**ESTRATTO DEL DOCUMENTO**
───

Quella di Ta-Nehisi Coates in pochi anni è diventata la voce attraverso cui l’America di Obama e di Trump si è dovuta confrontare con il suo passato. “Una lotta meravigliosa”, il racconto della sua giovinezza nei quartieri difficili di Baltimora, “Tra me e il mondo”, una lettera al figlio su cosa significa essere nero e i suoi articoli-evento sull’Atlantic (raccolti in “Otto anni al potere”) sono testi imprescindibili per comprendere la profondità e la complessità del discorso sul razzismo, che non smette di suscitare polemiche. Al centro delle quali spesso si trova proprio il giornalista e saggista – L’approfondimento

Negli ultimi anni Ta-Nehisi Coates, giornalista – per l’Atlantic – e scrittore, è passato dal perdere tre collaborazioni giornalistiche di fila a essere considerato uno dei più importanti intellettuali americani, anzi, secondo molti forse il più importante. Figura tra le cento persone più influenti del mondo del Times, i suoi articoli vengono accolti come un evento, i suoi libri sono materia di studio in più di 400 college in America. Ha ottenuto il Genius grant della MacArthur Foundation, una borsa di studio conferita, a chi, per l’appunto, è considerato un genio. Nello specifico perché ha saputo raccontare la complessità della discussione su razza e razzismo, riuscendo ad avere un impatto a livello nazionale.

Questo durante la prima presidenza nera degli Stati Uniti, che per qualche tempo ha fatto parlare della fine del razzismo e dell’inizio di una società post-razziale (si citavano le statistiche secondo cui per i millennials la razza non era un problema). Una previsione presto contraddetta – se non dalla realtà – dal movimento Black Lives Matter, nato per contrastare la violenza della polizia sui neri.

───

**VOCI FORNITE**

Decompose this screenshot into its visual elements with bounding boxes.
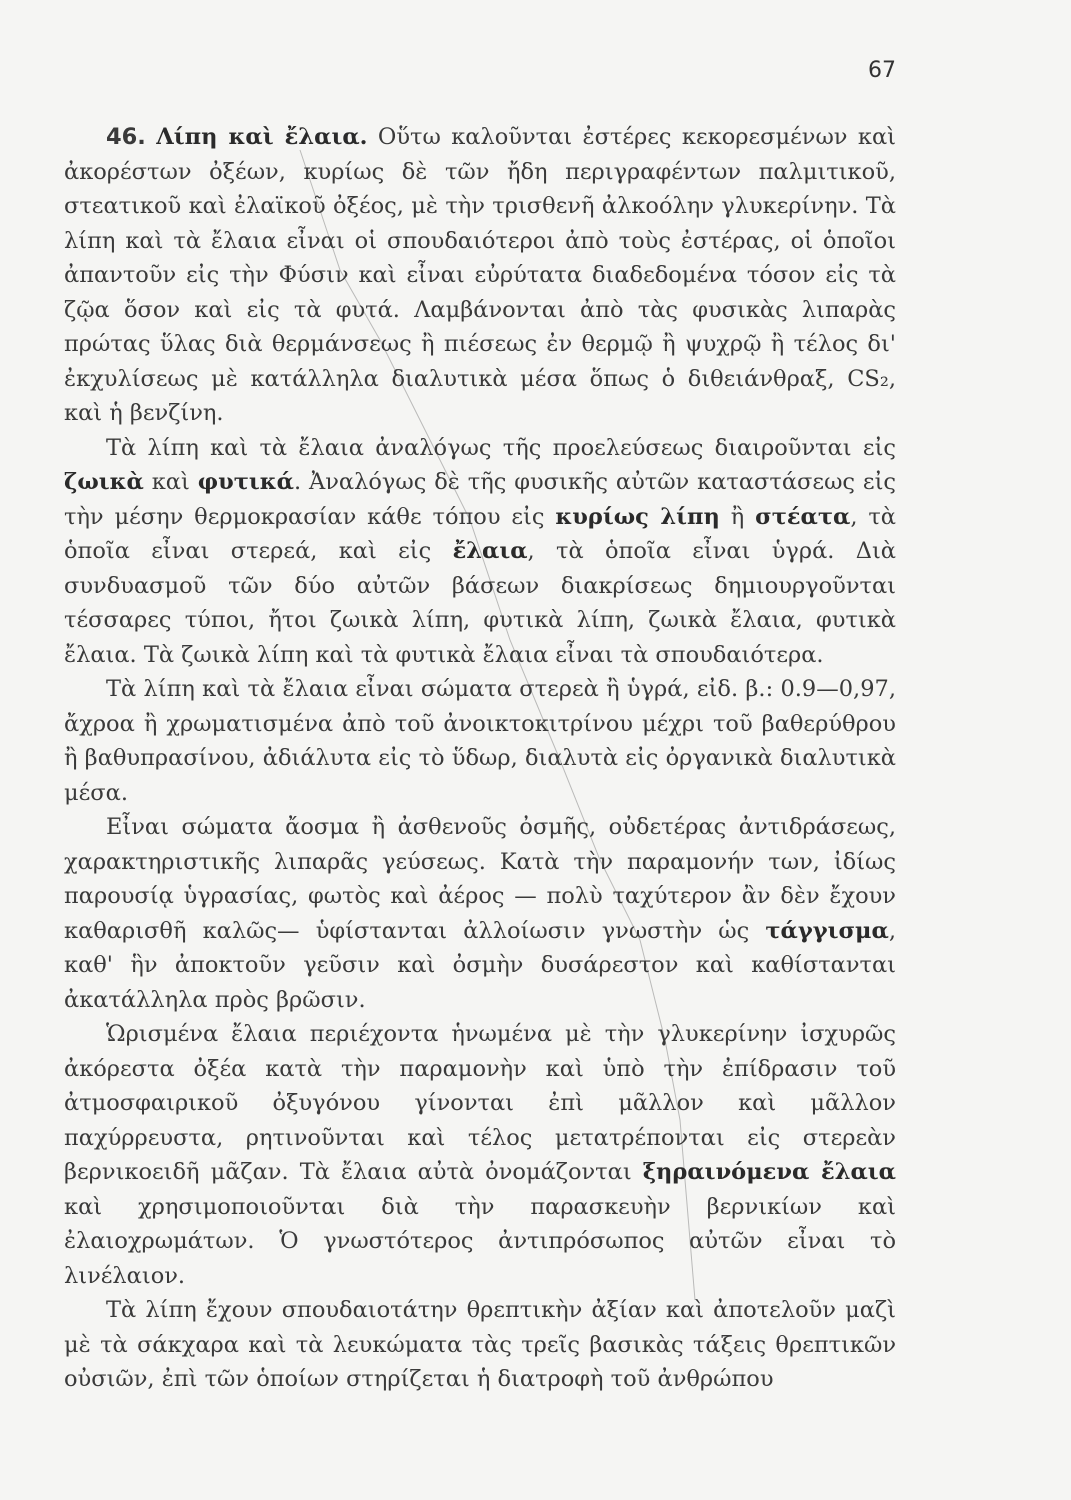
paragraph-1 (64, 120, 896, 431)
paragraph-4 (64, 810, 896, 1017)
page-number: 67 (868, 58, 896, 83)
paragraph-segment: Εἶναι σώματα ἄοσμα ἢ ἀσθενοῦς ὀσμῆς, οὐδετέρας ἀντιδράσεως, χαρακτηριστικῆς λιπαρᾶς γεύσεως. Κατὰ τὴν παραμονήν των, ἰδίως παρουσίᾳ ὑγρασίας, φωτὸς καὶ ἀέρος — πολὺ ταχύτερον ἂν δὲν ἔχουν καθαρισθῆ καλῶς— ὑφίστανται ἀλλοίωσιν γνωστὴν ὡς (64, 814, 896, 944)
paragraph-segment: Τὰ λίπη καὶ τὰ ἔλαια ἀναλόγως τῆς προελεύσεως διαιροῦνται εἰς (106, 434, 896, 461)
text-body (64, 120, 896, 1397)
term-elaia: ἔλαια (452, 538, 528, 564)
paragraph-segment: . Ἀναλόγως δὲ τῆς φυσικῆς αὐτῶν καταστάσεως εἰς τὴν μέσην θερμοκρασίαν κάθε τόπου εἰς (64, 469, 897, 530)
paragraph-2 (64, 431, 896, 673)
paragraph-segment: Οὕτω καλοῦνται ἐστέρες κεκορεσμένων καὶ ἀκορέστων ὀξέων, κυρίως δὲ τῶν ἤδη περιγραφέντων παλμιτικοῦ, στεατικοῦ καὶ ἐλαϊκοῦ ὀξέος, μὲ τὴν τρισθενῆ ἀλκοόλην γλυκερίνην. Τὰ λίπη καὶ τὰ ἔλαια εἶναι οἱ σπουδαιότεροι ἀπὸ τοὺς ἐστέρας, οἱ ὁποῖοι ἀπαντοῦν εἰς τὴν Φύσιν καὶ εἶναι εὐρύτατα διαδεδομένα τόσον εἰς τὰ ζῷα ὅσον καὶ εἰς τὰ φυτά. Λαμβάνονται ἀπὸ τὰς φυσικὰς λιπαρὰς πρώτας ὕλας διὰ θερμάνσεως ἢ πιέσεως ἐν θερμῷ ἢ ψυχρῷ ἢ τέλος δι' ἐκχυλίσεως μὲ κατάλληλα διαλυτικὰ μέσα ὅπως ὁ διθειάνθραξ, CS₂, καὶ ἡ βενζίνη. (64, 124, 896, 426)
paragraph-segment: Ὡρισμένα ἔλαια περιέχοντα ἡνωμένα μὲ τὴν γλυκερίνην ἰσχυρῶς ἀκόρεστα ὀξέα κατὰ τὴν παραμονὴν καὶ ὑπὸ τὴν ἐπίδρασιν τοῦ ἀτμοσφαιρικοῦ ὀξυγόνου γίνονται ἐπὶ μᾶλλον καὶ μᾶλλον παχύρρευστα, ρητινοῦνται καὶ τέλος μετατρέπονται εἰς στερεὰν βερνικοειδῆ μᾶζαν. Τὰ ἔλαια αὐτὰ ὀνομάζονται (64, 1021, 896, 1185)
paragraph-3 (64, 672, 896, 810)
paragraph-5 (64, 1017, 896, 1293)
paragraph-segment: καὶ (143, 469, 198, 495)
paragraph-segment: Τὰ λίπη ἔχουν σπουδαιοτάτην θρεπτικὴν ἀξίαν καὶ ἀποτελοῦν μαζὶ μὲ τὰ σάκχαρα καὶ τὰ λευκώματα τὰς τρεῖς βασικὰς τάξεις θρεπτικῶν οὐσιῶν, ἐπὶ τῶν ὁποίων στηρίζεται ἡ διατροφὴ τοῦ ἀνθρώπου (64, 1297, 896, 1392)
term-zoika: ζωικὰ (64, 469, 144, 495)
term-taggisma: τάγγισμα (765, 917, 889, 944)
section-number: 46. (106, 124, 146, 150)
term-steata: στέατα (755, 503, 851, 530)
paragraph-segment: , τὰ ὁποῖα εἶναι ὑγρά. Διὰ συνδυασμοῦ τῶν δύο αὐτῶν βάσεων διακρίσεως δημιουργοῦνται τέσσαρες τύποι, ἤτοι ζωικὰ λίπη, φυτικὰ λίπη, ζωικὰ ἔλαια, φυτικὰ ἔλαια. Τὰ ζωικὰ λίπη καὶ τὰ φυτικὰ ἔλαια εἶναι τὰ σπουδαιότερα. (64, 538, 897, 668)
paragraph-segment: ἢ (719, 503, 756, 530)
paragraph-6 (64, 1293, 896, 1397)
paragraph-segment: , καθ' ἣν ἀποκτοῦν γεῦσιν καὶ ὀσμὴν δυσάρεστον καὶ καθίστανται ἀκατάλληλα πρὸς βρῶσιν. (64, 917, 896, 1013)
term-xirainomena-elaia: ξηραινόμενα ἔλαια (642, 1159, 896, 1185)
term-fytika: φυτικά (197, 469, 294, 495)
paragraph-segment: , τὰ ὁποῖα εἶναι στερεά, καὶ εἰς (64, 503, 897, 564)
section-title: Λίπη καὶ ἔλαια. (156, 124, 368, 150)
paragraph-segment: καὶ χρησιμοποιοῦνται διὰ τὴν παρασκευὴν βερνικίων καὶ ἐλαιοχρωμάτων. Ὁ γνωστότερος ἀντιπρόσωπος αὐτῶν εἶναι τὸ λινέλαιον. (64, 1193, 896, 1289)
term-kyrios-lipi: κυρίως λίπη (555, 503, 720, 530)
paragraph-segment: Τὰ λίπη καὶ τὰ ἔλαια εἶναι σώματα στερεὰ ἢ ὑγρά, εἰδ. β.: 0.9—0,97, ἄχροα ἢ χρωματισμένα ἀπὸ τοῦ ἀνοικτοκιτρίνου μέχρι τοῦ βαθερύθρου ἢ βαθυπρασίνου, ἀδιάλυτα εἰς τὸ ὕδωρ, διαλυτὰ εἰς ὀργανικὰ διαλυτικὰ μέσα. (64, 676, 896, 806)
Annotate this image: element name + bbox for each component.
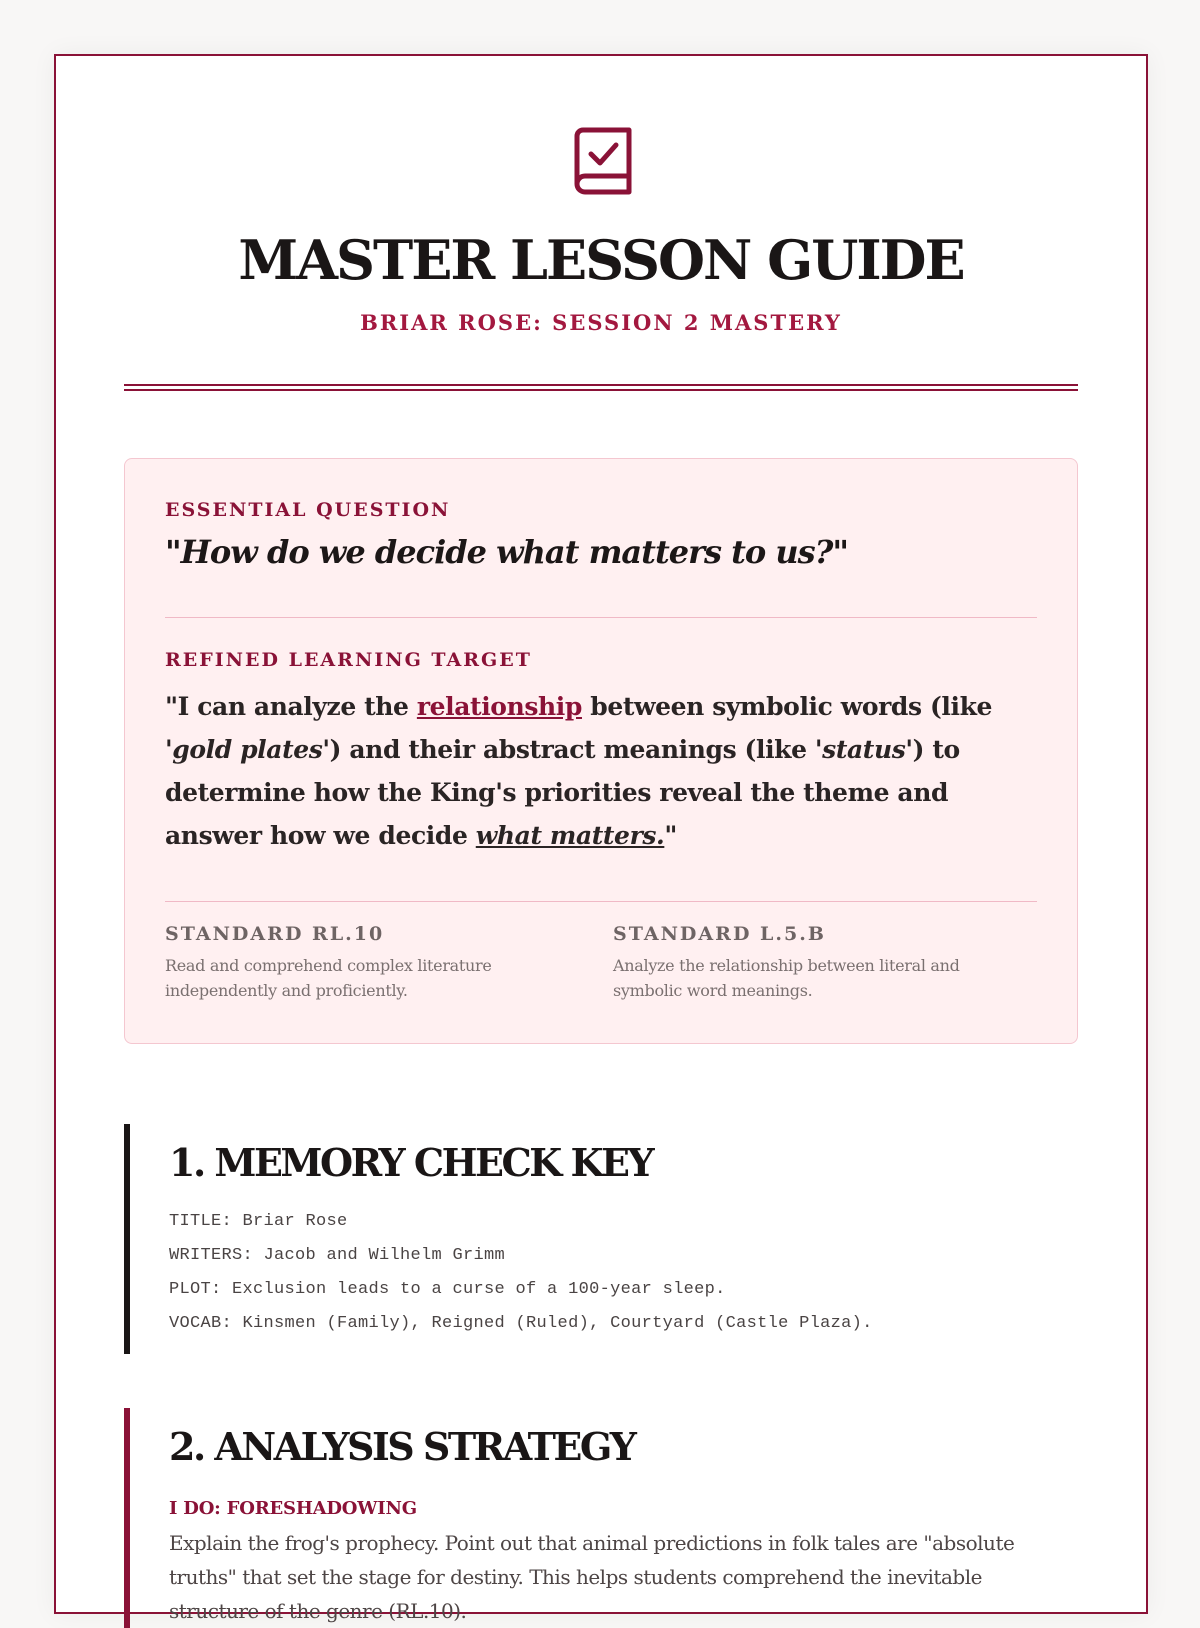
section-title: 2. ANALYSIS STRATEGY [169, 1424, 635, 1469]
standard-rl10 [165, 923, 565, 1003]
section-bar [124, 1124, 130, 1354]
standard-description: Read and comprehend complex literature independently and proficiently. [165, 956, 492, 1000]
gold-plates-term: 'gold plates' [165, 735, 330, 764]
book-check-icon [571, 126, 635, 202]
target-text-part: " [664, 821, 677, 850]
essential-question-text: "How do we decide what matters to us?" [165, 533, 849, 571]
target-text-part: ) and their abstract meanings (like [329, 735, 815, 764]
card-divider [165, 617, 1037, 618]
card-divider [165, 901, 1037, 902]
section-title: 1. MEMORY CHECK KEY [169, 1140, 653, 1185]
standard-title: STANDARD L.5.B [613, 923, 826, 945]
lesson-guide-page [54, 54, 1148, 1623]
memory-line-vocab: VOCAB: Kinsmen (Family), Reigned (Ruled), Courtyard (Castle Plaza). [169, 1314, 873, 1333]
i-do-text: Explain the frog's prophecy. Point out that animal predictions in folk tales are "absolute truths" that set the stage for destiny. This helps students comprehend the inevitable structure of the genre (RL.10). [169, 1531, 1015, 1623]
standard-l5b [613, 923, 1013, 1003]
essential-question-label: ESSENTIAL QUESTION [165, 499, 451, 521]
memory-line-title: TITLE: Briar Rose [169, 1212, 348, 1231]
essential-question-card [124, 458, 1078, 1044]
learning-target-text [165, 685, 1045, 857]
what-matters-term: what matters. [475, 821, 665, 850]
header-divider [124, 384, 1078, 391]
memory-line-writers: WRITERS: Jacob and Wilhelm Grimm [169, 1246, 506, 1265]
standard-description: Analyze the relationship between literal and symbolic word meanings. [613, 956, 960, 1000]
status-term: 'status' [814, 735, 913, 764]
i-do-label: I DO: FORESHADOWING [169, 1498, 417, 1519]
analysis-strategy-section [124, 1408, 1078, 1628]
target-text-part: ) to determine how the King's priorities reveal the theme and answer how we decide [165, 735, 960, 850]
memory-line-plot: PLOT: Exclusion leads to a curse of a 100-year sleep. [169, 1280, 726, 1299]
target-text-part: "I can analyze the [165, 692, 417, 721]
learning-target-label: REFINED LEARNING TARGET [165, 649, 532, 671]
memory-check-section [124, 1124, 1078, 1354]
page-subtitle: BRIAR ROSE: SESSION 2 MASTERY [360, 310, 842, 335]
relationship-link[interactable]: relationship [416, 692, 582, 721]
page-title: MASTER LESSON GUIDE [238, 228, 964, 292]
section-bar [124, 1408, 130, 1628]
standard-title: STANDARD RL.10 [165, 923, 385, 945]
target-text-part: between symbolic words (like [581, 692, 993, 721]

───

Ripeti parola per parola l'intero estratto su Ta-Nehisi Coates, senza alcuna modifica. L'elenco non serve per svolgere il lavoro.

Quella di Ta-Nehisi Coates in pochi anni è diventata la voce attraverso cui l’America di Obama e di Trump si è dovuta confrontare con il suo passato. “Una lotta meravigliosa”, il racconto della sua giovinezza nei quartieri difficili di Baltimora, “Tra me e il mondo”, una lettera al figlio su cosa significa essere nero e i suoi articoli-evento sull’Atlantic (raccolti in “Otto anni al potere”) sono testi imprescindibili per comprendere la profondità e la complessità del discorso sul razzismo, che non smette di suscitare polemiche. Al centro delle quali spesso si trova proprio il giornalista e saggista – L’approfondimento

Negli ultimi anni Ta-Nehisi Coates, giornalista – per l’Atlantic – e scrittore, è passato dal perdere tre collaborazioni giornalistiche di fila a essere considerato uno dei più importanti intellettuali americani, anzi, secondo molti forse il più importante. Figura tra le cento persone più influenti del mondo del Times, i suoi articoli vengono accolti come un evento, i suoi libri sono materia di studio in più di 400 college in America. Ha ottenuto il Genius grant della MacArthur Foundation, una borsa di studio conferita, a chi, per l’appunto, è considerato un genio. Nello specifico perché ha saputo raccontare la complessità della discussione su razza e razzismo, riuscendo ad avere un impatto a livello nazionale.

Questo durante la prima presidenza nera degli Stati Uniti, che per qualche tempo ha fatto parlare della fine del razzismo e dell’inizio di una società post-razziale (si citavano le statistiche secondo cui per i millennials la razza non era un problema). Una previsione presto contraddetta – se non dalla realtà – dal movimento Black Lives Matter, nato per contrastare la violenza della polizia sui neri.